Raw records:
------
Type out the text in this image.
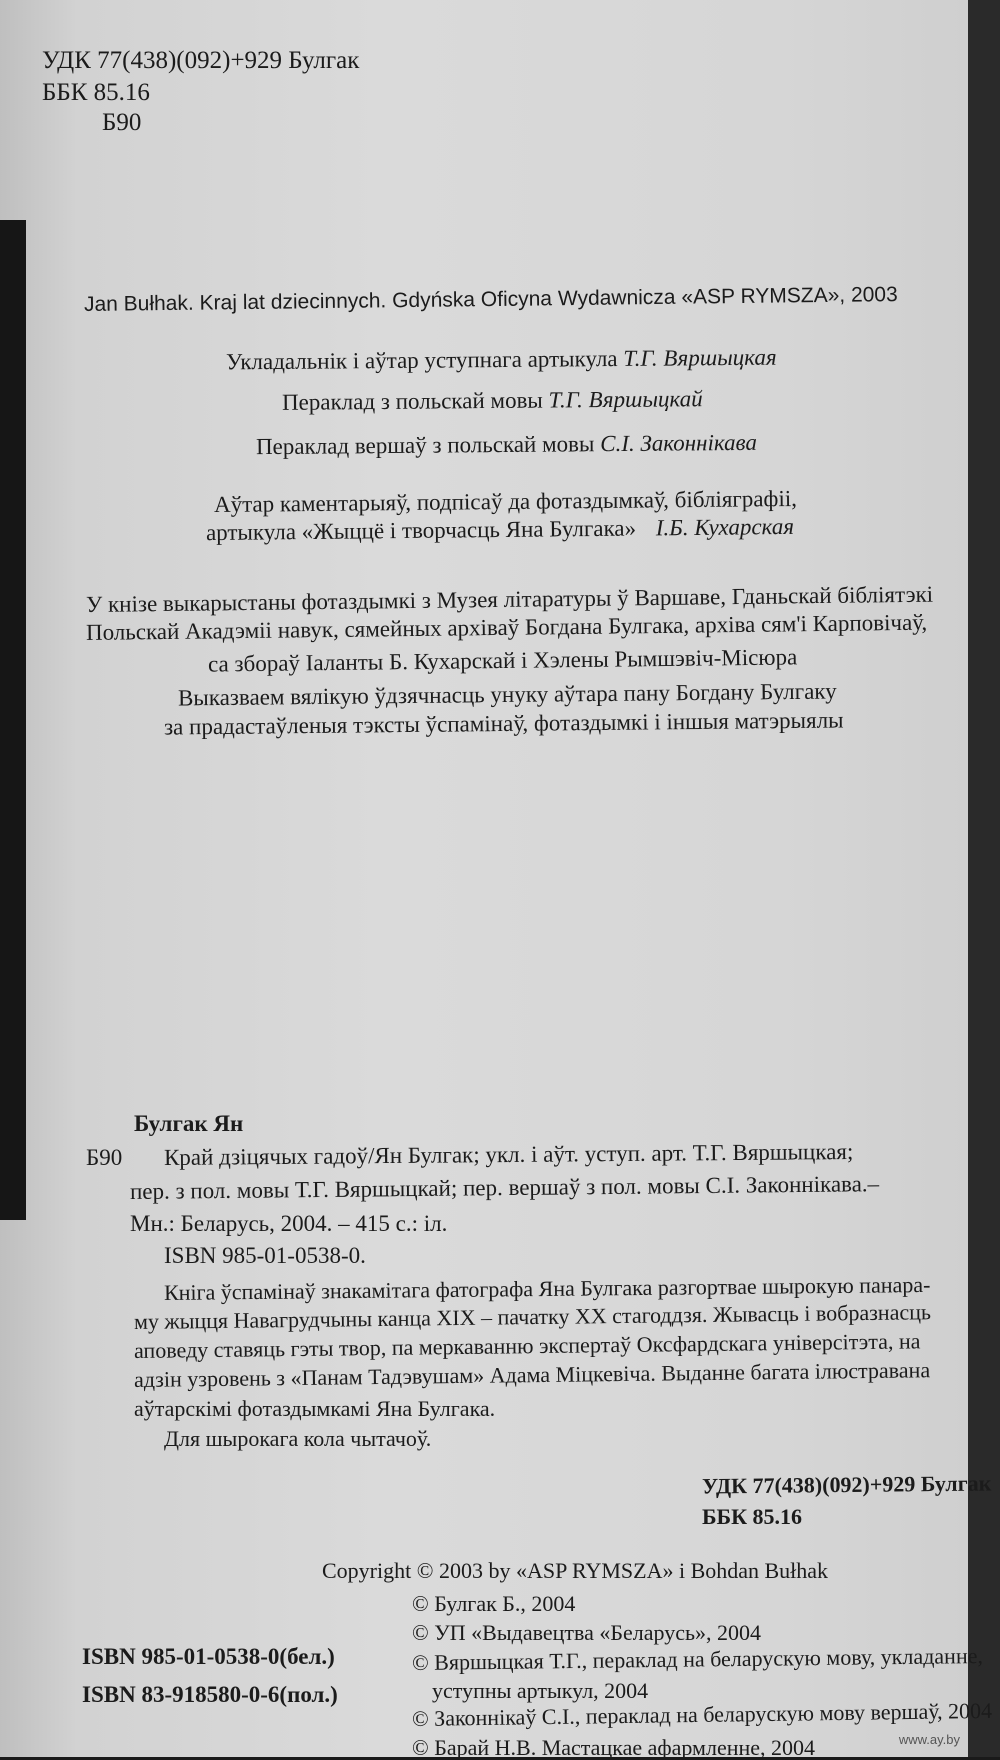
УДК 77(438)(092)+929 Булгак
ББК 85.16
Б90
Jan Bułhak. Kraj lat dziecinnych. Gdyńska Oficyna Wydawnicza «ASP RYMSZA», 2003
Укладальнік і аўтар уступнага артыкула Т.Г. Вяршыцкая
Пераклад з польскай мовы Т.Г. Вяршыцкай
Пераклад вершаў з польскай мовы С.І. Законнікава
Аўтар каментарыяў, подпісаў да фотаздымкаў, бібліяграфіі,
артыкула «Жыццё і творчасць Яна Булгака» І.Б. Кухарская
У кнізе выкарыстаны фотаздымкі з Музея літаратуры ў Варшаве, Гданьскай бібліятэкі
Польскай Акадэміі навук, сямейных архіваў Богдана Булгака, архіва сям'і Карповічаў,
са збораў Іаланты Б. Кухарскай і Хэлены Рымшэвіч-Місюра
Выказваем вялікую ўдзячнасць унуку аўтара пану Богдану Булгаку
за прадастаўленыя тэксты ўспамінаў, фотаздымкі і іншыя матэрыялы
Булгак Ян
Б90 Край дзіцячых гадоў/Ян Булгак; укл. і аўт. уступ. арт. Т.Г. Вяршыцкая;
пер. з пол. мовы Т.Г. Вяршыцкай; пер. вершаў з пол. мовы С.І. Законнікава.–
Мн.: Беларусь, 2004. – 415 с.: іл.
ISBN 985-01-0538-0.
Кніга ўспамінаў знакамітага фатографа Яна Булгака разгортвае шырокую панара-
му жыцця Навагрудчыны канца XIX – пачатку XX стагоддзя. Жывасць і вобразнасць
аповеду ставяць гэты твор, па меркаванню экспертаў Оксфардскага універсітэта, на
адзін узровень з «Панам Тадэвушам» Адама Міцкевіча. Выданне багата ілюстравана
аўтарскімі фотаздымкамі Яна Булгака.
Для шырокага кола чытачоў.
УДК 77(438)(092)+929 Булгак
ББК 85.16
ISBN 985-01-0538-0(бел.)
ISBN 83-918580-0-6(пол.)
Copyright © 2003 by «ASP RYMSZA» i Bohdan Bułhak
© Булгак Б., 2004
© УП «Выдавецтва «Беларусь», 2004
© Вяршыцкая Т.Г., пераклад на беларускую мову, укладанне,
уступны артыкул, 2004
© Законнікаў С.І., пераклад на беларускую мову вершаў, 2004
© Барай Н.В. Мастацкае афармленне, 2004	www.ay.by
------
Print the listing above in full, exactly as written. Omit any pictures.

Type out the text in this image.
УДК 77(438)(092)+929 Булгак
ББК 85.16
Б90
Jan Bułhak. Kraj lat dziecinnych. Gdyńska Oficyna Wydawnicza «ASP RYMSZA», 2003
Укладальнік і аўтар уступнага артыкула Т.Г. Вяршыцкая
Пераклад з польскай мовы Т.Г. Вяршыцкай
Пераклад вершаў з польскай мовы С.І. Законнікава
Аўтар каментарыяў, подпісаў да фотаздымкаў, бібліяграфіі,
артыкула «Жыццё і творчасць Яна Булгака» І.Б. Кухарская
У кнізе выкарыстаны фотаздымкі з Музея літаратуры ў Варшаве, Гданьскай бібліятэкі
Польскай Акадэміі навук, сямейных архіваў Богдана Булгака, архіва сям'і Карповічаў,
са збораў Іаланты Б. Кухарскай і Хэлены Рымшэвіч-Місюра
Выказваем вялікую ўдзячнасць унуку аўтара пану Богдану Булгаку
за прадастаўленыя тэксты ўспамінаў, фотаздымкі і іншыя матэрыялы
Булгак Ян
Б90 Край дзіцячых гадоў/Ян Булгак; укл. і аўт. уступ. арт. Т.Г. Вяршыцкая;
пер. з пол. мовы Т.Г. Вяршыцкай; пер. вершаў з пол. мовы С.І. Законнікава.–
Мн.: Беларусь, 2004. – 415 с.: іл.
ISBN 985-01-0538-0.
Кніга ўспамінаў знакамітага фатографа Яна Булгака разгортвае шырокую панара-
му жыцця Навагрудчыны канца XIX – пачатку XX стагоддзя. Жывасць і вобразнасць
аповеду ставяць гэты твор, па меркаванню экспертаў Оксфардскага універсітэта, на
адзін узровень з «Панам Тадэвушам» Адама Міцкевіча. Выданне багата ілюстравана
аўтарскімі фотаздымкамі Яна Булгака.
Для шырокага кола чытачоў.
УДК 77(438)(092)+929 Булгак
ББК 85.16
ISBN 985-01-0538-0(бел.)
ISBN 83-918580-0-6(пол.)
Copyright © 2003 by «ASP RYMSZA» i Bohdan Bułhak
© Булгак Б., 2004
© УП «Выдавецтва «Беларусь», 2004
© Вяршыцкая Т.Г., пераклад на беларускую мову, укладанне,
уступны артыкул, 2004
© Законнікаў С.І., пераклад на беларускую мову вершаў, 2004
© Барай Н.В. Мастацкае афармленне, 2004	www.ay.by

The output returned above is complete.